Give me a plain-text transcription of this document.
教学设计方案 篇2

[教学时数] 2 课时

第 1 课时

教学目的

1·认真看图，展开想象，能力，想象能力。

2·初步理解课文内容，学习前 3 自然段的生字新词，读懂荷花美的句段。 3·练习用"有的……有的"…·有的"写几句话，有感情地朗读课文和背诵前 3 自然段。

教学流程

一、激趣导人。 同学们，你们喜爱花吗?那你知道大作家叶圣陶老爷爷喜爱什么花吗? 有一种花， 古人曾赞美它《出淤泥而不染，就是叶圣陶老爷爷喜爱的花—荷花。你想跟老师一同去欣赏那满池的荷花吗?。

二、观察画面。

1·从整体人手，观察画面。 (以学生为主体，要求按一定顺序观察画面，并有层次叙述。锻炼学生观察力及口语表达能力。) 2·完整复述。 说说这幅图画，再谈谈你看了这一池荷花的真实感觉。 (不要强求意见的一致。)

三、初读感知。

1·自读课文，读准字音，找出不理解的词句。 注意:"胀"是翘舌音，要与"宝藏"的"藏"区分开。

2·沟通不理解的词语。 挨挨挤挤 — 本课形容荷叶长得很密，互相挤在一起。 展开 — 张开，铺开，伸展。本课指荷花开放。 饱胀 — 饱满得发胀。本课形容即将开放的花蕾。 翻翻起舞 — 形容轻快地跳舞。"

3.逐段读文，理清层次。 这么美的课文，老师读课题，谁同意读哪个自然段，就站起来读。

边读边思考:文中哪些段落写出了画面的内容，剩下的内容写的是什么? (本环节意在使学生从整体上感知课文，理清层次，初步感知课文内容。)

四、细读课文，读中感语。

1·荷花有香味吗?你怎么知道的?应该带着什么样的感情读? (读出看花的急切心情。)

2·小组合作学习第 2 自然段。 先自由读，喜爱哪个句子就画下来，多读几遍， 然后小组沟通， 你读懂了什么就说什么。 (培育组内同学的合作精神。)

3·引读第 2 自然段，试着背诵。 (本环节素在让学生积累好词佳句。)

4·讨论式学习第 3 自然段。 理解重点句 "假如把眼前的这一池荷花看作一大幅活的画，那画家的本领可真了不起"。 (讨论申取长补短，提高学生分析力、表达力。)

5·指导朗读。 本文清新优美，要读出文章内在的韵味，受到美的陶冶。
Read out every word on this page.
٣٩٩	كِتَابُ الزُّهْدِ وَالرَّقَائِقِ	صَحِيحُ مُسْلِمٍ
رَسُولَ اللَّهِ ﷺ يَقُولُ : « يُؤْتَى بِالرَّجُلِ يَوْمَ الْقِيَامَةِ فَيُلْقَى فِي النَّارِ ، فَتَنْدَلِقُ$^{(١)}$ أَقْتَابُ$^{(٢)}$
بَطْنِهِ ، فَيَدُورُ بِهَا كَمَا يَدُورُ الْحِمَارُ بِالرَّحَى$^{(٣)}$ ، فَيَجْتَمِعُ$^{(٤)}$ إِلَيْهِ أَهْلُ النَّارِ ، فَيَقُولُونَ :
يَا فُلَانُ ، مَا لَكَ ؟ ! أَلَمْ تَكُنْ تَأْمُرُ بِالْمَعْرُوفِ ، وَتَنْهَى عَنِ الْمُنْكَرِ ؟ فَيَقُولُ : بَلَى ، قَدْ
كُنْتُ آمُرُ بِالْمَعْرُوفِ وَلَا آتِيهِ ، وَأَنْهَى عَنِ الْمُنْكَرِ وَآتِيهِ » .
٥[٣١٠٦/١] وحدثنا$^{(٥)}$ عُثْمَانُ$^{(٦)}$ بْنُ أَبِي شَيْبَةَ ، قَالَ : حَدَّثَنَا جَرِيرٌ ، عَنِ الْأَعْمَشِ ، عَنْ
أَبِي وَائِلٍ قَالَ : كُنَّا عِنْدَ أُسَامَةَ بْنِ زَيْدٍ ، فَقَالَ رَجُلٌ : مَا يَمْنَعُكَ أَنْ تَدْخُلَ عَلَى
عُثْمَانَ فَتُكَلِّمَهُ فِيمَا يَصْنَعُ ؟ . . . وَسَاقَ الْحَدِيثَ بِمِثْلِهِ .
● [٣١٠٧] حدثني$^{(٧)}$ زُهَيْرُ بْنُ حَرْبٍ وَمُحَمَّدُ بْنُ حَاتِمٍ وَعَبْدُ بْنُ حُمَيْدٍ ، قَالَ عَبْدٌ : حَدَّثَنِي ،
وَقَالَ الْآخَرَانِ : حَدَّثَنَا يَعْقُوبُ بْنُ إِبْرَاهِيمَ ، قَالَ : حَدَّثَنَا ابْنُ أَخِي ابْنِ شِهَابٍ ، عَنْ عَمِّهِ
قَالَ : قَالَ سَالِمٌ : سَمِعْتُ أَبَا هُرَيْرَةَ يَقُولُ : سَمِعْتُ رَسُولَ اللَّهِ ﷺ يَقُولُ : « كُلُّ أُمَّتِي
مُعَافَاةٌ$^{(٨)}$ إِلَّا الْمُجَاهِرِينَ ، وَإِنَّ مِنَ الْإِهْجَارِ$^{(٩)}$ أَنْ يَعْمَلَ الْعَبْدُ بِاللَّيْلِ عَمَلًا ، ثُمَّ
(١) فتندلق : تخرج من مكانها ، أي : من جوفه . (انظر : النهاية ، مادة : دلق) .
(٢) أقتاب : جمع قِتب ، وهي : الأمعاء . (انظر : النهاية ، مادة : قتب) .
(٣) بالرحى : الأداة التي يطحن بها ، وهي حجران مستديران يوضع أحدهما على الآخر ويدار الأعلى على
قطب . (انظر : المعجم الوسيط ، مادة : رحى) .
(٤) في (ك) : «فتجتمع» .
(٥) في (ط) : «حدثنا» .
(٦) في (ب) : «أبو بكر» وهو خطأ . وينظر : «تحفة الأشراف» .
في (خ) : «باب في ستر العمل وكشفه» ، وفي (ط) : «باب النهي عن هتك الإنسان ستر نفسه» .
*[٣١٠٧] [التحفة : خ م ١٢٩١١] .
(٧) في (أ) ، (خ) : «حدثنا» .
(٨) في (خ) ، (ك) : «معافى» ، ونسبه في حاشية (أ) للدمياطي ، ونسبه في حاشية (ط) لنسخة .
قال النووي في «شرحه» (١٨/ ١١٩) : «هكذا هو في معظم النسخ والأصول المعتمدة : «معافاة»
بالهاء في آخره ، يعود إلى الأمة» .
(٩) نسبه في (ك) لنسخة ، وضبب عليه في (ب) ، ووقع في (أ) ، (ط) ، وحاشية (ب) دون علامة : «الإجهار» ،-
━━━
- GIVEN REQUEST -
Repeat every entry exactly, please.

- TASK RESULT -
Give me a plain-text transcription of this document.
教学设计方案 篇2

[教学时数] 2 课时

第 1 课时

教学目的

1·认真看图，展开想象，能力，想象能力。

2·初步理解课文内容，学习前 3 自然段的生字新词，读懂荷花美的句段。 3·练习用"有的……有的"…·有的"写几句话，有感情地朗读课文和背诵前 3 自然段。

教学流程

一、激趣导人。 同学们，你们喜爱花吗?那你知道大作家叶圣陶老爷爷喜爱什么花吗? 有一种花， 古人曾赞美它《出淤泥而不染，就是叶圣陶老爷爷喜爱的花—荷花。你想跟老师一同去欣赏那满池的荷花吗?。

二、观察画面。

1·从整体人手，观察画面。 (以学生为主体，要求按一定顺序观察画面，并有层次叙述。锻炼学生观察力及口语表达能力。) 2·完整复述。 说说这幅图画，再谈谈你看了这一池荷花的真实感觉。 (不要强求意见的一致。)

三、初读感知。

1·自读课文，读准字音，找出不理解的词句。 注意:"胀"是翘舌音，要与"宝藏"的"藏"区分开。

2·沟通不理解的词语。 挨挨挤挤 — 本课形容荷叶长得很密，互相挤在一起。 展开 — 张开，铺开，伸展。本课指荷花开放。 饱胀 — 饱满得发胀。本课形容即将开放的花蕾。 翻翻起舞 — 形容轻快地跳舞。"

3.逐段读文，理清层次。 这么美的课文，老师读课题，谁同意读哪个自然段，就站起来读。

边读边思考:文中哪些段落写出了画面的内容，剩下的内容写的是什么? (本环节意在使学生从整体上感知课文，理清层次，初步感知课文内容。)

四、细读课文，读中感语。

1·荷花有香味吗?你怎么知道的?应该带着什么样的感情读? (读出看花的急切心情。)

2·小组合作学习第 2 自然段。 先自由读，喜爱哪个句子就画下来，多读几遍， 然后小组沟通， 你读懂了什么就说什么。 (培育组内同学的合作精神。)

3·引读第 2 自然段，试着背诵。 (本环节素在让学生积累好词佳句。)

4·讨论式学习第 3 自然段。 理解重点句 "假如把眼前的这一池荷花看作一大幅活的画，那画家的本领可真了不起"。 (讨论申取长补短，提高学生分析力、表达力。)

5·指导朗读。 本文清新优美，要读出文章内在的韵味，受到美的陶冶。
Read out every word on this page.
٣٩٩	كِتَابُ الزُّهْدِ وَالرَّقَائِقِ	صَحِيحُ مُسْلِمٍ
رَسُولَ اللَّهِ ﷺ يَقُولُ : « يُؤْتَى بِالرَّجُلِ يَوْمَ الْقِيَامَةِ فَيُلْقَى فِي النَّارِ ، فَتَنْدَلِقُ$^{(١)}$ أَقْتَابُ$^{(٢)}$
بَطْنِهِ ، فَيَدُورُ بِهَا كَمَا يَدُورُ الْحِمَارُ بِالرَّحَى$^{(٣)}$ ، فَيَجْتَمِعُ$^{(٤)}$ إِلَيْهِ أَهْلُ النَّارِ ، فَيَقُولُونَ :
يَا فُلَانُ ، مَا لَكَ ؟ ! أَلَمْ تَكُنْ تَأْمُرُ بِالْمَعْرُوفِ ، وَتَنْهَى عَنِ الْمُنْكَرِ ؟ فَيَقُولُ : بَلَى ، قَدْ
كُنْتُ آمُرُ بِالْمَعْرُوفِ وَلَا آتِيهِ ، وَأَنْهَى عَنِ الْمُنْكَرِ وَآتِيهِ » .
٥[٣١٠٦/١] وحدثنا$^{(٥)}$ عُثْمَانُ$^{(٦)}$ بْنُ أَبِي شَيْبَةَ ، قَالَ : حَدَّثَنَا جَرِيرٌ ، عَنِ الْأَعْمَشِ ، عَنْ
أَبِي وَائِلٍ قَالَ : كُنَّا عِنْدَ أُسَامَةَ بْنِ زَيْدٍ ، فَقَالَ رَجُلٌ : مَا يَمْنَعُكَ أَنْ تَدْخُلَ عَلَى
عُثْمَانَ فَتُكَلِّمَهُ فِيمَا يَصْنَعُ ؟ . . . وَسَاقَ الْحَدِيثَ بِمِثْلِهِ .
● [٣١٠٧] حدثني$^{(٧)}$ زُهَيْرُ بْنُ حَرْبٍ وَمُحَمَّدُ بْنُ حَاتِمٍ وَعَبْدُ بْنُ حُمَيْدٍ ، قَالَ عَبْدٌ : حَدَّثَنِي ،
وَقَالَ الْآخَرَانِ : حَدَّثَنَا يَعْقُوبُ بْنُ إِبْرَاهِيمَ ، قَالَ : حَدَّثَنَا ابْنُ أَخِي ابْنِ شِهَابٍ ، عَنْ عَمِّهِ
قَالَ : قَالَ سَالِمٌ : سَمِعْتُ أَبَا هُرَيْرَةَ يَقُولُ : سَمِعْتُ رَسُولَ اللَّهِ ﷺ يَقُولُ : « كُلُّ أُمَّتِي
مُعَافَاةٌ$^{(٨)}$ إِلَّا الْمُجَاهِرِينَ ، وَإِنَّ مِنَ الْإِهْجَارِ$^{(٩)}$ أَنْ يَعْمَلَ الْعَبْدُ بِاللَّيْلِ عَمَلًا ، ثُمَّ
(١) فتندلق : تخرج من مكانها ، أي : من جوفه . (انظر : النهاية ، مادة : دلق) .
(٢) أقتاب : جمع قِتب ، وهي : الأمعاء . (انظر : النهاية ، مادة : قتب) .
(٣) بالرحى : الأداة التي يطحن بها ، وهي حجران مستديران يوضع أحدهما على الآخر ويدار الأعلى على
قطب . (انظر : المعجم الوسيط ، مادة : رحى) .
(٤) في (ك) : «فتجتمع» .
(٥) في (ط) : «حدثنا» .
(٦) في (ب) : «أبو بكر» وهو خطأ . وينظر : «تحفة الأشراف» .
في (خ) : «باب في ستر العمل وكشفه» ، وفي (ط) : «باب النهي عن هتك الإنسان ستر نفسه» .
*[٣١٠٧] [التحفة : خ م ١٢٩١١] .
(٧) في (أ) ، (خ) : «حدثنا» .
(٨) في (خ) ، (ك) : «معافى» ، ونسبه في حاشية (أ) للدمياطي ، ونسبه في حاشية (ط) لنسخة .
قال النووي في «شرحه» (١٨/ ١١٩) : «هكذا هو في معظم النسخ والأصول المعتمدة : «معافاة»
بالهاء في آخره ، يعود إلى الأمة» .
(٩) نسبه في (ك) لنسخة ، وضبب عليه في (ب) ، ووقع في (أ) ، (ط) ، وحاشية (ب) دون علامة : «الإجهار» ،-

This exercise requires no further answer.